WHAT YOU SHOULD DO
Provide an exact copy of the data, excluding the images.

ENTRIES PROVIDED
◆ ◆ ◆
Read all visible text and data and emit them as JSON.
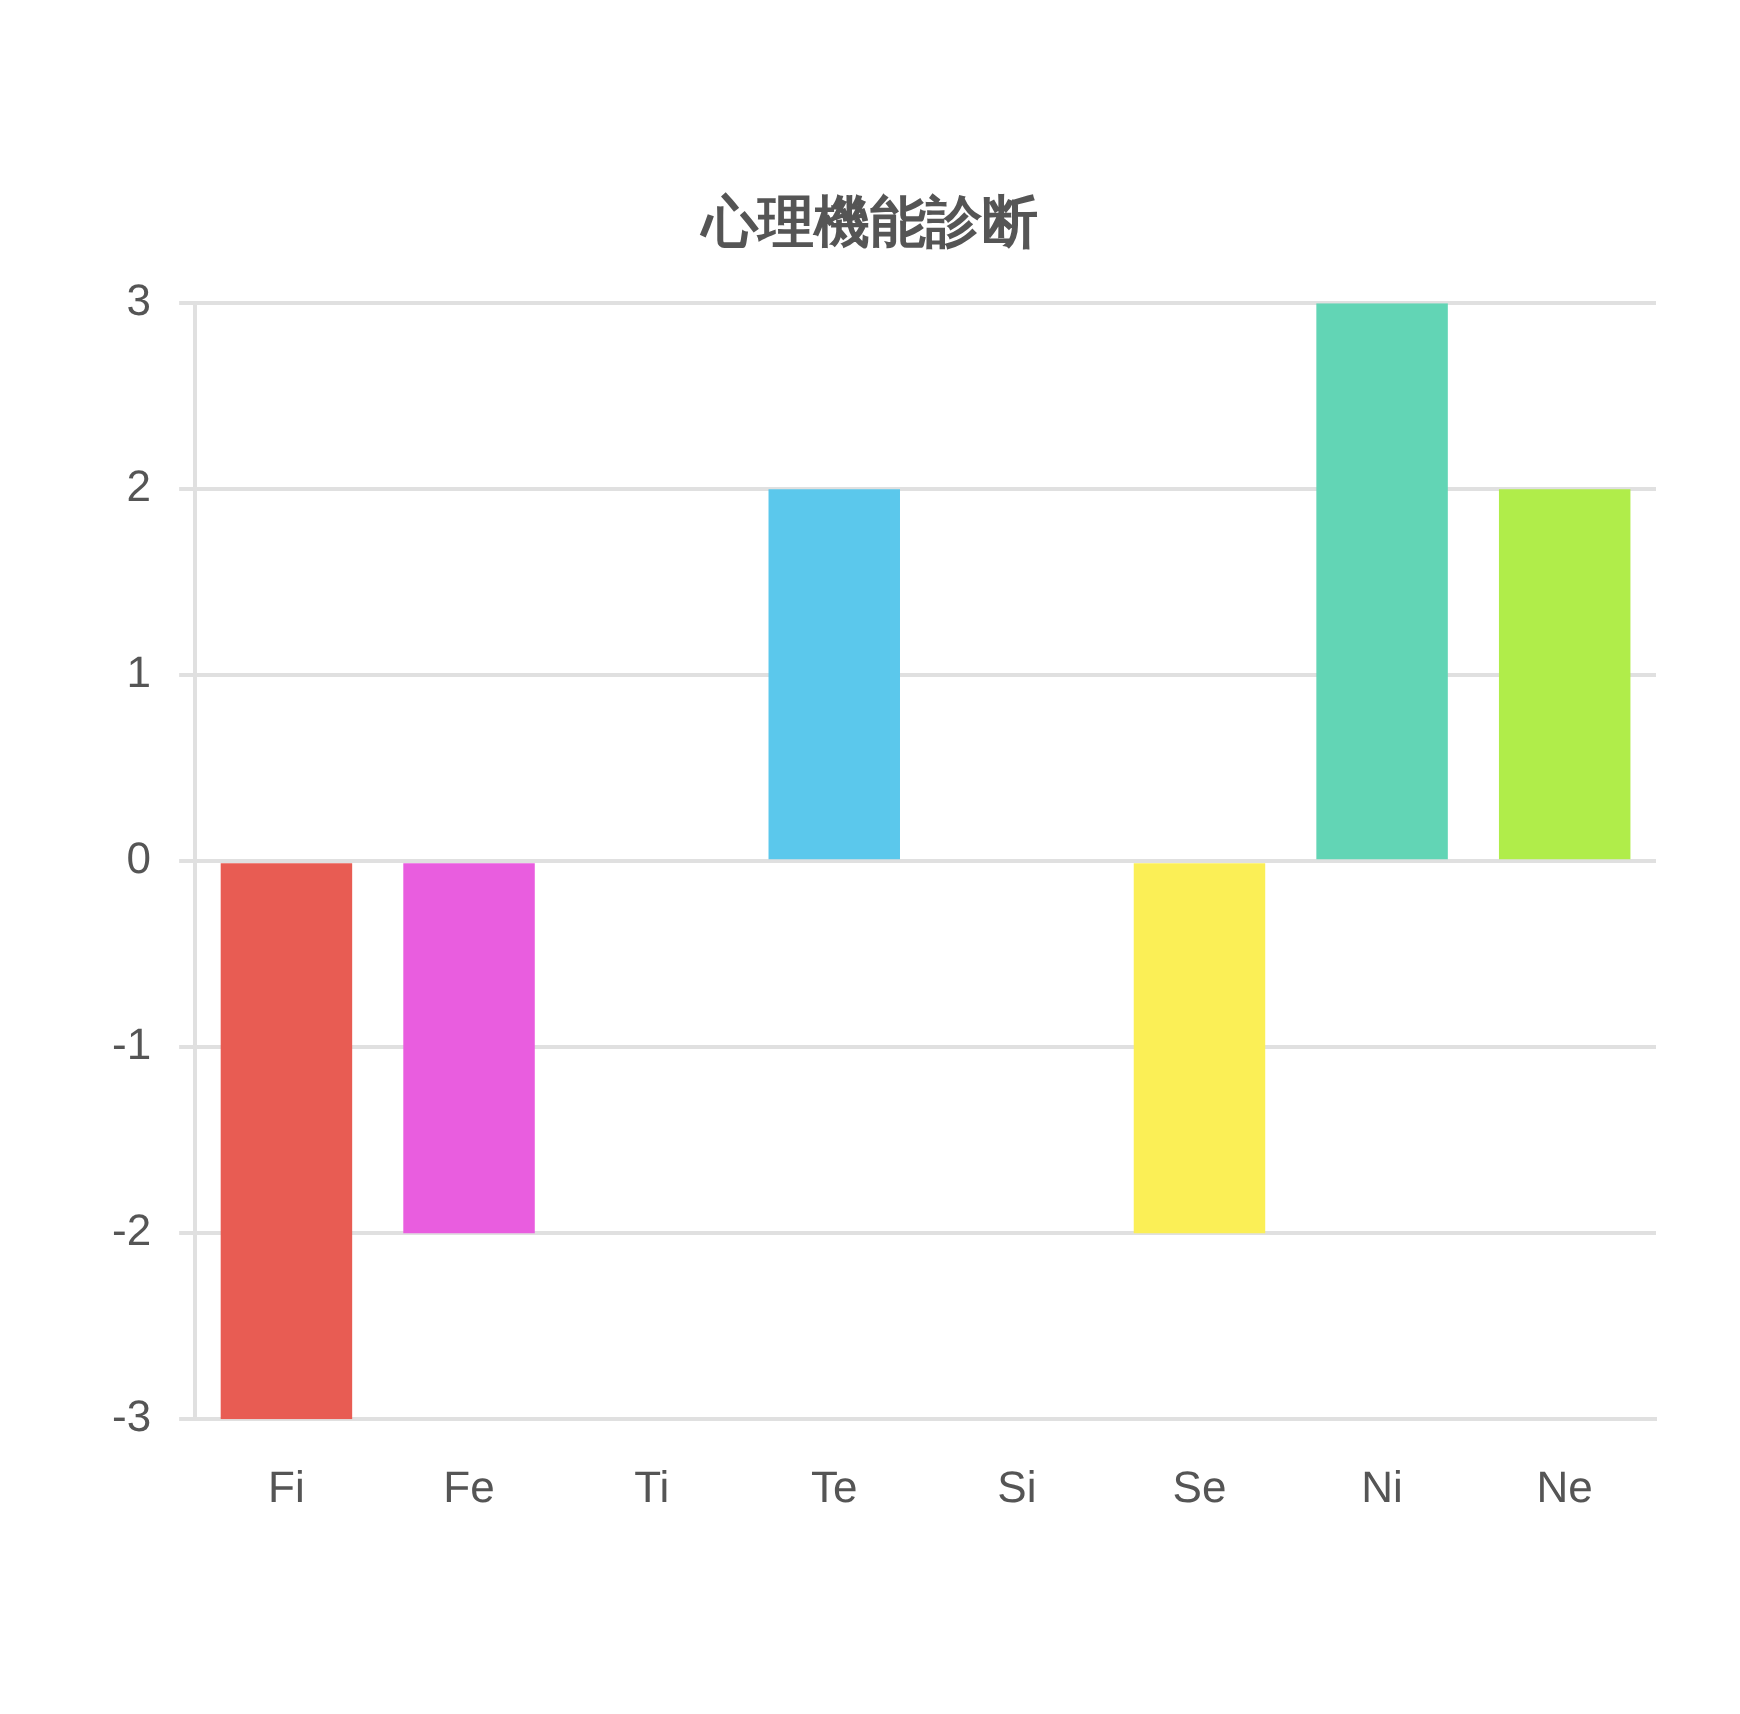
{
  "chart_data": {
    "type": "bar",
    "title": "心理機能診断",
    "categories": [
      "Fi",
      "Fe",
      "Ti",
      "Te",
      "Si",
      "Se",
      "Ni",
      "Ne"
    ],
    "values": [
      -3,
      -2,
      0,
      2,
      0,
      -2,
      3,
      2
    ],
    "colors": [
      "#e85c53",
      "#e95ddf",
      "#9a9a9a",
      "#5bc8ec",
      "#c9c9c9",
      "#fbef56",
      "#62d5b5",
      "#b0ed4a"
    ],
    "ylim": [
      -3,
      3
    ],
    "yticks": [
      -3,
      -2,
      -1,
      0,
      1,
      2,
      3
    ],
    "grid": "y",
    "legend": false
  }
}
◆ ◆ ◆
WRITTEN ANSWER
Read all visible text and data and emit them as JSON.
{
  "chart_data": {
    "type": "bar",
    "title": "心理機能診断",
    "categories": [
      "Fi",
      "Fe",
      "Ti",
      "Te",
      "Si",
      "Se",
      "Ni",
      "Ne"
    ],
    "values": [
      -3,
      -2,
      0,
      2,
      0,
      -2,
      3,
      2
    ],
    "colors": [
      "#e85c53",
      "#e95ddf",
      "#9a9a9a",
      "#5bc8ec",
      "#c9c9c9",
      "#fbef56",
      "#62d5b5",
      "#b0ed4a"
    ],
    "ylim": [
      -3,
      3
    ],
    "yticks": [
      -3,
      -2,
      -1,
      0,
      1,
      2,
      3
    ],
    "grid": "y",
    "legend": false
  }
}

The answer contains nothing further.